TASK PROMPT
Please output the records below in full, exactly as given, but without the images.

Items from a figure collection:
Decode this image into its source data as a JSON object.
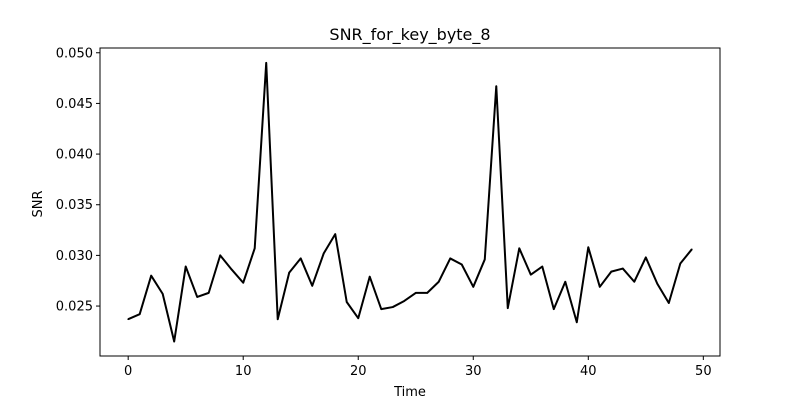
{
  "chart_data": {
    "type": "line",
    "title": "SNR_for_key_byte_8",
    "xlabel": "Time",
    "ylabel": "SNR",
    "xlim": [
      -2.45,
      51.45
    ],
    "ylim": [
      0.02007,
      0.05047
    ],
    "xticks": [
      0,
      10,
      20,
      30,
      40,
      50
    ],
    "xtick_labels": [
      "0",
      "10",
      "20",
      "30",
      "40",
      "50"
    ],
    "yticks": [
      0.025,
      0.03,
      0.035,
      0.04,
      0.045,
      0.05
    ],
    "ytick_labels": [
      "0.025",
      "0.030",
      "0.035",
      "0.040",
      "0.045",
      "0.050"
    ],
    "grid": false,
    "series": [
      {
        "color": "#000000",
        "x": [
          0,
          1,
          2,
          3,
          4,
          5,
          6,
          7,
          8,
          9,
          10,
          11,
          12,
          13,
          14,
          15,
          16,
          17,
          18,
          19,
          20,
          21,
          22,
          23,
          24,
          25,
          26,
          27,
          28,
          29,
          30,
          31,
          32,
          33,
          34,
          35,
          36,
          37,
          38,
          39,
          40,
          41,
          42,
          43,
          44,
          45,
          46,
          47,
          48,
          49
        ],
        "y": [
          0.0237,
          0.0242,
          0.028,
          0.0262,
          0.0215,
          0.0289,
          0.0259,
          0.0263,
          0.03,
          0.0286,
          0.0273,
          0.0307,
          0.049,
          0.0237,
          0.0283,
          0.0297,
          0.027,
          0.0302,
          0.0321,
          0.0254,
          0.0238,
          0.0279,
          0.0247,
          0.0249,
          0.0255,
          0.0263,
          0.0263,
          0.0274,
          0.0297,
          0.0291,
          0.0269,
          0.0296,
          0.0467,
          0.0248,
          0.0307,
          0.0281,
          0.0289,
          0.0247,
          0.0274,
          0.0234,
          0.0308,
          0.0269,
          0.0284,
          0.0287,
          0.0274,
          0.0298,
          0.0272,
          0.0253,
          0.0292,
          0.0306
        ]
      }
    ]
  }
}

ANSWER TO THE TASK
Decode this image into its source data as a JSON object.
{
  "chart_data": {
    "type": "line",
    "title": "SNR_for_key_byte_8",
    "xlabel": "Time",
    "ylabel": "SNR",
    "xlim": [
      -2.45,
      51.45
    ],
    "ylim": [
      0.02007,
      0.05047
    ],
    "xticks": [
      0,
      10,
      20,
      30,
      40,
      50
    ],
    "xtick_labels": [
      "0",
      "10",
      "20",
      "30",
      "40",
      "50"
    ],
    "yticks": [
      0.025,
      0.03,
      0.035,
      0.04,
      0.045,
      0.05
    ],
    "ytick_labels": [
      "0.025",
      "0.030",
      "0.035",
      "0.040",
      "0.045",
      "0.050"
    ],
    "grid": false,
    "series": [
      {
        "color": "#000000",
        "x": [
          0,
          1,
          2,
          3,
          4,
          5,
          6,
          7,
          8,
          9,
          10,
          11,
          12,
          13,
          14,
          15,
          16,
          17,
          18,
          19,
          20,
          21,
          22,
          23,
          24,
          25,
          26,
          27,
          28,
          29,
          30,
          31,
          32,
          33,
          34,
          35,
          36,
          37,
          38,
          39,
          40,
          41,
          42,
          43,
          44,
          45,
          46,
          47,
          48,
          49
        ],
        "y": [
          0.0237,
          0.0242,
          0.028,
          0.0262,
          0.0215,
          0.0289,
          0.0259,
          0.0263,
          0.03,
          0.0286,
          0.0273,
          0.0307,
          0.049,
          0.0237,
          0.0283,
          0.0297,
          0.027,
          0.0302,
          0.0321,
          0.0254,
          0.0238,
          0.0279,
          0.0247,
          0.0249,
          0.0255,
          0.0263,
          0.0263,
          0.0274,
          0.0297,
          0.0291,
          0.0269,
          0.0296,
          0.0467,
          0.0248,
          0.0307,
          0.0281,
          0.0289,
          0.0247,
          0.0274,
          0.0234,
          0.0308,
          0.0269,
          0.0284,
          0.0287,
          0.0274,
          0.0298,
          0.0272,
          0.0253,
          0.0292,
          0.0306
        ]
      }
    ]
  }
}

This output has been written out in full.